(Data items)
-- start --

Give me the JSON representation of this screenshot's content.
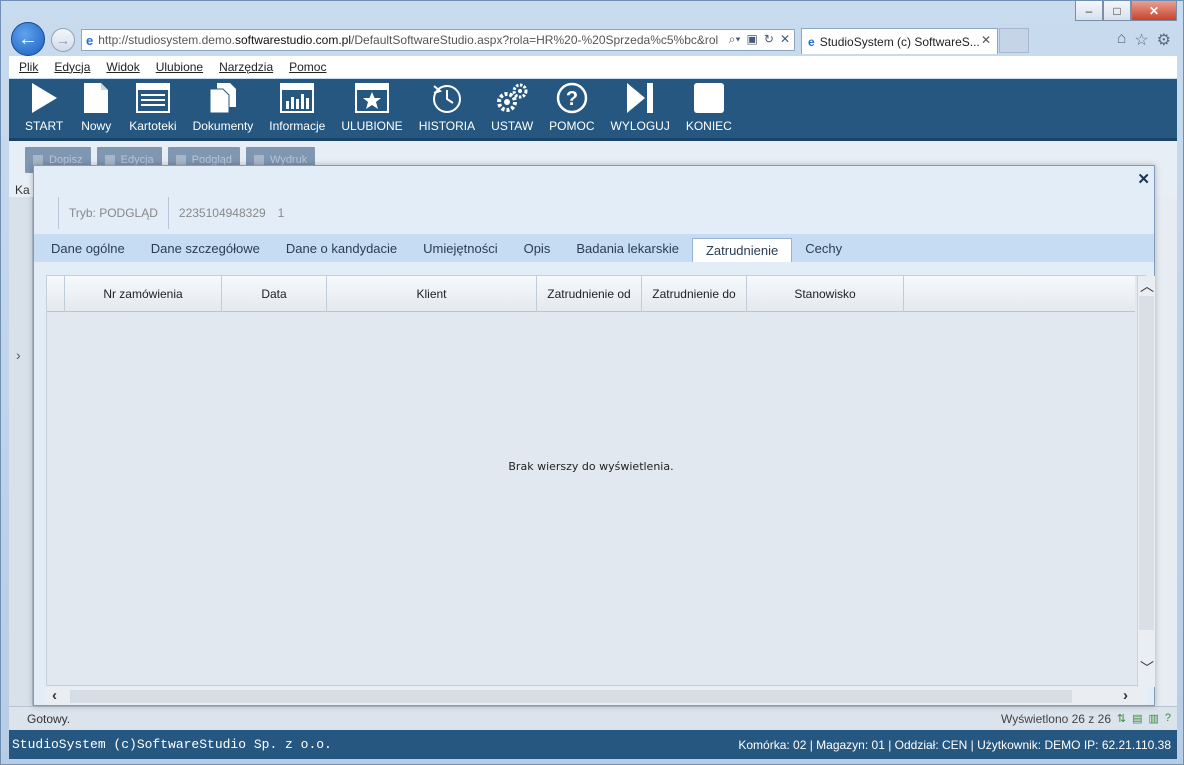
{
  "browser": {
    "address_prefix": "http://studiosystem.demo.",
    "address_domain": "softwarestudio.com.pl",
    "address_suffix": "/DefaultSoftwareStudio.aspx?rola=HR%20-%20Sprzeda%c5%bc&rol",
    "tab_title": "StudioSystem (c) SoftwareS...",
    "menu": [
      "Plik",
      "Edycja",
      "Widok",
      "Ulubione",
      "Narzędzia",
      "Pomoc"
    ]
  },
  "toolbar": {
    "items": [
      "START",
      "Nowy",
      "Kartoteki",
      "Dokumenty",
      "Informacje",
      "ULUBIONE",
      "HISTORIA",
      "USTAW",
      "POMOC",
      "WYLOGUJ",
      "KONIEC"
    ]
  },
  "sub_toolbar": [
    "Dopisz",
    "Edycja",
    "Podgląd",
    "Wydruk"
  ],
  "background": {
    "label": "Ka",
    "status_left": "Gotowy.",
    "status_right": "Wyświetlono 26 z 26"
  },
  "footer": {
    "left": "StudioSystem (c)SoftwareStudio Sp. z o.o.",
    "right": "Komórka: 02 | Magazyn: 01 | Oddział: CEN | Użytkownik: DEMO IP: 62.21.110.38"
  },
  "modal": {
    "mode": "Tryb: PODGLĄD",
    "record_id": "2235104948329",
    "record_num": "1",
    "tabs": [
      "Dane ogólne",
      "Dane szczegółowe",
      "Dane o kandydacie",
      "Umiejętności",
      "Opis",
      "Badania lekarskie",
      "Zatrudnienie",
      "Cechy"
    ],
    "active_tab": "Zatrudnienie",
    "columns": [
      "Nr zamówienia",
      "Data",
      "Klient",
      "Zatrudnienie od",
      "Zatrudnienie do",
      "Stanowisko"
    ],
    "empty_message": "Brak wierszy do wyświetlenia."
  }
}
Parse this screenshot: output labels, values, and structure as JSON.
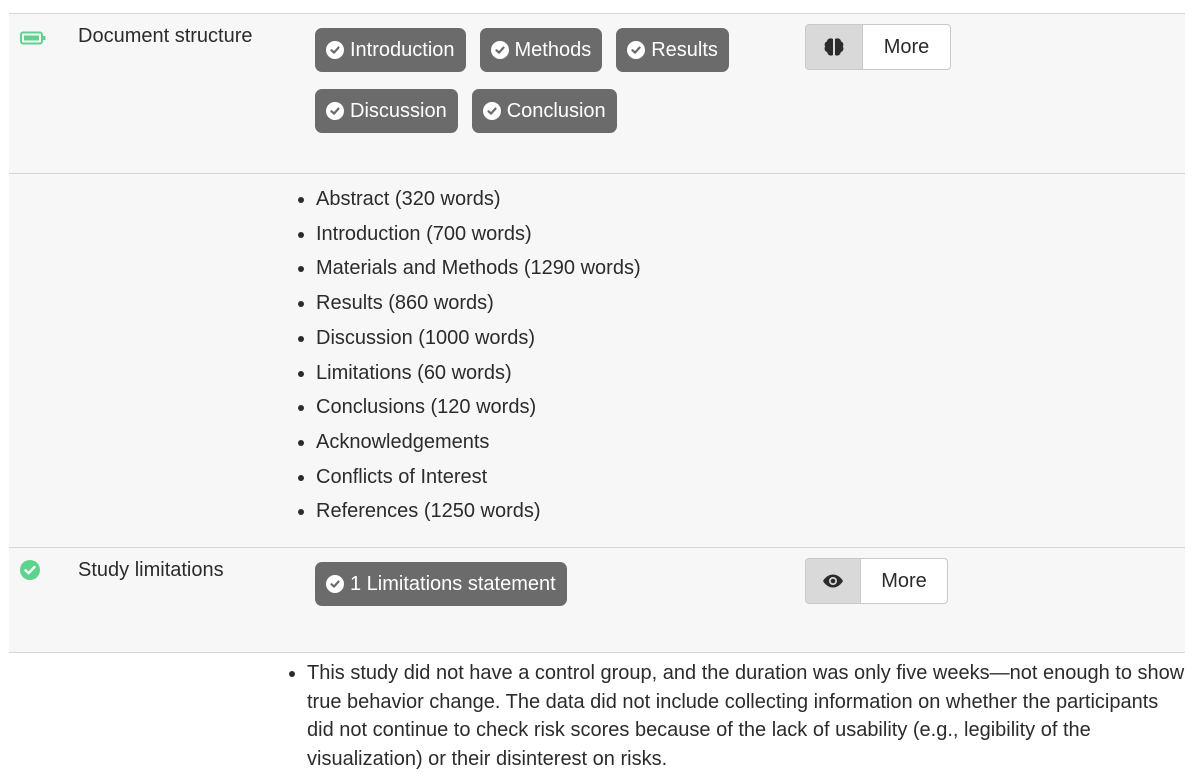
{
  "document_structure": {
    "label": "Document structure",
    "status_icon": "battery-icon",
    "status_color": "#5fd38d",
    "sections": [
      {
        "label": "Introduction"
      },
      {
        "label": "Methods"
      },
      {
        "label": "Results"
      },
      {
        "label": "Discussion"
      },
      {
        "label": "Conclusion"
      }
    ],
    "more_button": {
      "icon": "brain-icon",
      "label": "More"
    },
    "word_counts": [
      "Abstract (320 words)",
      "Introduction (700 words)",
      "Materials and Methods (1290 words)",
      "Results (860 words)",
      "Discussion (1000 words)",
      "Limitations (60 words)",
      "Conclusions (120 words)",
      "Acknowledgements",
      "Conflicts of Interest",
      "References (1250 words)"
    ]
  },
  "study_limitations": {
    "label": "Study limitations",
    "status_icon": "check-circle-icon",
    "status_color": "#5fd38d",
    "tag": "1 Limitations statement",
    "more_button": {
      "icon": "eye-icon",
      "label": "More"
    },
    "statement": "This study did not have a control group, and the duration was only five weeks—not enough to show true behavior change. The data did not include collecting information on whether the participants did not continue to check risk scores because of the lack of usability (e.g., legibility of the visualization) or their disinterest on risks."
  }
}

-- end --

> TASK PROMPT: What is needed is an exact reproduction of the data, pictures excluded.

> FINISHED EXERCISE:
Give me the JSON representation of this screenshot's content.
{
  "browser": {
    "address_prefix": "http://studiosystem.demo.",
    "address_domain": "softwarestudio.com.pl",
    "address_suffix": "/DefaultSoftwareStudio.aspx?rola=HR%20-%20Sprzeda%c5%bc&rol",
    "tab_title": "StudioSystem (c) SoftwareS...",
    "menu": [
      "Plik",
      "Edycja",
      "Widok",
      "Ulubione",
      "Narzędzia",
      "Pomoc"
    ]
  },
  "toolbar": {
    "items": [
      "START",
      "Nowy",
      "Kartoteki",
      "Dokumenty",
      "Informacje",
      "ULUBIONE",
      "HISTORIA",
      "USTAW",
      "POMOC",
      "WYLOGUJ",
      "KONIEC"
    ]
  },
  "sub_toolbar": [
    "Dopisz",
    "Edycja",
    "Podgląd",
    "Wydruk"
  ],
  "background": {
    "label": "Ka",
    "status_left": "Gotowy.",
    "status_right": "Wyświetlono 26 z 26"
  },
  "footer": {
    "left": "StudioSystem (c)SoftwareStudio Sp. z o.o.",
    "right": "Komórka: 02 | Magazyn: 01 | Oddział: CEN | Użytkownik: DEMO IP: 62.21.110.38"
  },
  "modal": {
    "mode": "Tryb: PODGLĄD",
    "record_id": "2235104948329",
    "record_num": "1",
    "tabs": [
      "Dane ogólne",
      "Dane szczegółowe",
      "Dane o kandydacie",
      "Umiejętności",
      "Opis",
      "Badania lekarskie",
      "Zatrudnienie",
      "Cechy"
    ],
    "active_tab": "Zatrudnienie",
    "columns": [
      "Nr zamówienia",
      "Data",
      "Klient",
      "Zatrudnienie od",
      "Zatrudnienie do",
      "Stanowisko"
    ],
    "empty_message": "Brak wierszy do wyświetlenia."
  }
}
Parse this screenshot: output labels, values, and structure as JSON.
{
  "document_structure": {
    "label": "Document structure",
    "status_icon": "battery-icon",
    "status_color": "#5fd38d",
    "sections": [
      {
        "label": "Introduction"
      },
      {
        "label": "Methods"
      },
      {
        "label": "Results"
      },
      {
        "label": "Discussion"
      },
      {
        "label": "Conclusion"
      }
    ],
    "more_button": {
      "icon": "brain-icon",
      "label": "More"
    },
    "word_counts": [
      "Abstract (320 words)",
      "Introduction (700 words)",
      "Materials and Methods (1290 words)",
      "Results (860 words)",
      "Discussion (1000 words)",
      "Limitations (60 words)",
      "Conclusions (120 words)",
      "Acknowledgements",
      "Conflicts of Interest",
      "References (1250 words)"
    ]
  },
  "study_limitations": {
    "label": "Study limitations",
    "status_icon": "check-circle-icon",
    "status_color": "#5fd38d",
    "tag": "1 Limitations statement",
    "more_button": {
      "icon": "eye-icon",
      "label": "More"
    },
    "statement": "This study did not have a control group, and the duration was only five weeks—not enough to show true behavior change. The data did not include collecting information on whether the participants did not continue to check risk scores because of the lack of usability (e.g., legibility of the visualization) or their disinterest on risks."
  }
}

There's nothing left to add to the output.